[BEGIN]

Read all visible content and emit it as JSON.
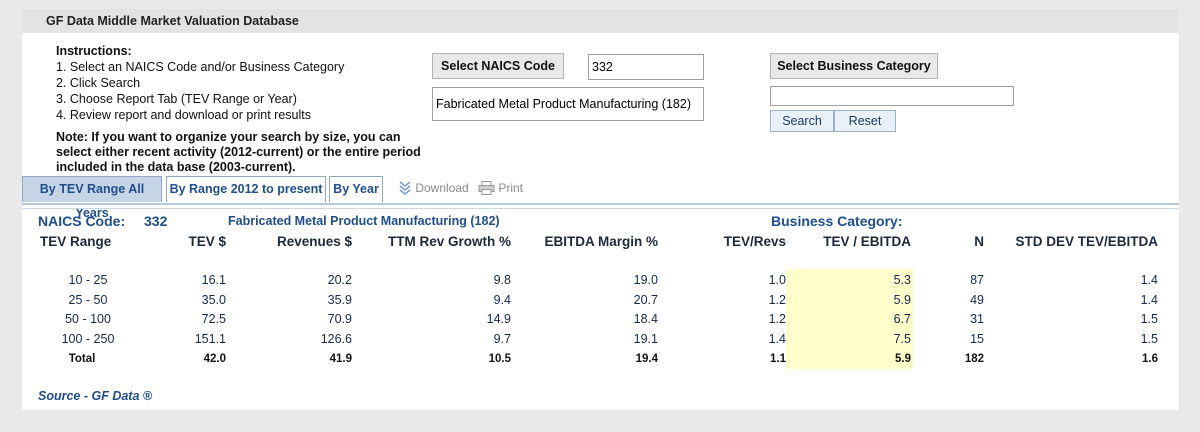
{
  "app": {
    "title": "GF Data Middle Market Valuation Database"
  },
  "instructions": {
    "heading": "Instructions:",
    "steps": [
      "1. Select an NAICS Code and/or Business Category",
      "2. Click Search",
      "3. Choose Report Tab (TEV Range or Year)",
      "4. Review report and download or print results"
    ],
    "note_lines": [
      "Note: If you want to organize your search by size, you can",
      "select either recent activity (2012-current) or the entire period",
      "included in the data base (2003-current)."
    ]
  },
  "naics": {
    "button_label": "Select NAICS Code",
    "code_value": "332",
    "description_value": "Fabricated Metal Product Manufacturing  (182)"
  },
  "business": {
    "button_label": "Select Business Category",
    "input_value": "",
    "search_label": "Search",
    "reset_label": "Reset"
  },
  "tabs": [
    {
      "label": "By TEV Range All Years",
      "active": true
    },
    {
      "label": "By Range 2012 to present",
      "active": false
    },
    {
      "label": "By Year",
      "active": false
    }
  ],
  "toolbar": {
    "download_label": "Download",
    "print_label": "Print"
  },
  "report": {
    "naics_label": "NAICS Code:",
    "naics_code": "332",
    "naics_desc": "Fabricated Metal Product Manufacturing (182)",
    "business_category_label": "Business Category:",
    "highlight_color": "#ffffcc",
    "columns": [
      "TEV Range",
      "TEV $",
      "Revenues $",
      "TTM Rev Growth %",
      "EBITDA Margin %",
      "TEV/Revs",
      "TEV / EBITDA",
      "N",
      "STD DEV TEV/EBITDA"
    ],
    "rows": [
      [
        "10 - 25",
        "16.1",
        "20.2",
        "9.8",
        "19.0",
        "1.0",
        "5.3",
        "87",
        "1.4"
      ],
      [
        "25 - 50",
        "35.0",
        "35.9",
        "9.4",
        "20.7",
        "1.2",
        "5.9",
        "49",
        "1.4"
      ],
      [
        "50 - 100",
        "72.5",
        "70.9",
        "14.9",
        "18.4",
        "1.2",
        "6.7",
        "31",
        "1.5"
      ],
      [
        "100 - 250",
        "151.1",
        "126.6",
        "9.7",
        "19.1",
        "1.4",
        "7.5",
        "15",
        "1.5"
      ]
    ],
    "total_row": [
      "Total",
      "42.0",
      "41.9",
      "10.5",
      "19.4",
      "1.1",
      "5.9",
      "182",
      "1.6"
    ]
  },
  "source": "Source - GF Data ®"
}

[END]

Exercise instructions.
Give the data above again in full and unchanged, skipping the pictures.

Expected output.
Read all visible content and emit it as JSON.
{
  "app": {
    "title": "GF Data Middle Market Valuation Database"
  },
  "instructions": {
    "heading": "Instructions:",
    "steps": [
      "1. Select an NAICS Code and/or Business Category",
      "2. Click Search",
      "3. Choose Report Tab (TEV Range or Year)",
      "4. Review report and download or print results"
    ],
    "note_lines": [
      "Note: If you want to organize your search by size, you can",
      "select either recent activity (2012-current) or the entire period",
      "included in the data base (2003-current)."
    ]
  },
  "naics": {
    "button_label": "Select NAICS Code",
    "code_value": "332",
    "description_value": "Fabricated Metal Product Manufacturing  (182)"
  },
  "business": {
    "button_label": "Select Business Category",
    "input_value": "",
    "search_label": "Search",
    "reset_label": "Reset"
  },
  "tabs": [
    {
      "label": "By TEV Range All Years",
      "active": true
    },
    {
      "label": "By Range 2012 to present",
      "active": false
    },
    {
      "label": "By Year",
      "active": false
    }
  ],
  "toolbar": {
    "download_label": "Download",
    "print_label": "Print"
  },
  "report": {
    "naics_label": "NAICS Code:",
    "naics_code": "332",
    "naics_desc": "Fabricated Metal Product Manufacturing (182)",
    "business_category_label": "Business Category:",
    "highlight_color": "#ffffcc",
    "columns": [
      "TEV Range",
      "TEV $",
      "Revenues $",
      "TTM Rev Growth %",
      "EBITDA Margin %",
      "TEV/Revs",
      "TEV / EBITDA",
      "N",
      "STD DEV TEV/EBITDA"
    ],
    "rows": [
      [
        "10 - 25",
        "16.1",
        "20.2",
        "9.8",
        "19.0",
        "1.0",
        "5.3",
        "87",
        "1.4"
      ],
      [
        "25 - 50",
        "35.0",
        "35.9",
        "9.4",
        "20.7",
        "1.2",
        "5.9",
        "49",
        "1.4"
      ],
      [
        "50 - 100",
        "72.5",
        "70.9",
        "14.9",
        "18.4",
        "1.2",
        "6.7",
        "31",
        "1.5"
      ],
      [
        "100 - 250",
        "151.1",
        "126.6",
        "9.7",
        "19.1",
        "1.4",
        "7.5",
        "15",
        "1.5"
      ]
    ],
    "total_row": [
      "Total",
      "42.0",
      "41.9",
      "10.5",
      "19.4",
      "1.1",
      "5.9",
      "182",
      "1.6"
    ]
  },
  "source": "Source - GF Data ®"
}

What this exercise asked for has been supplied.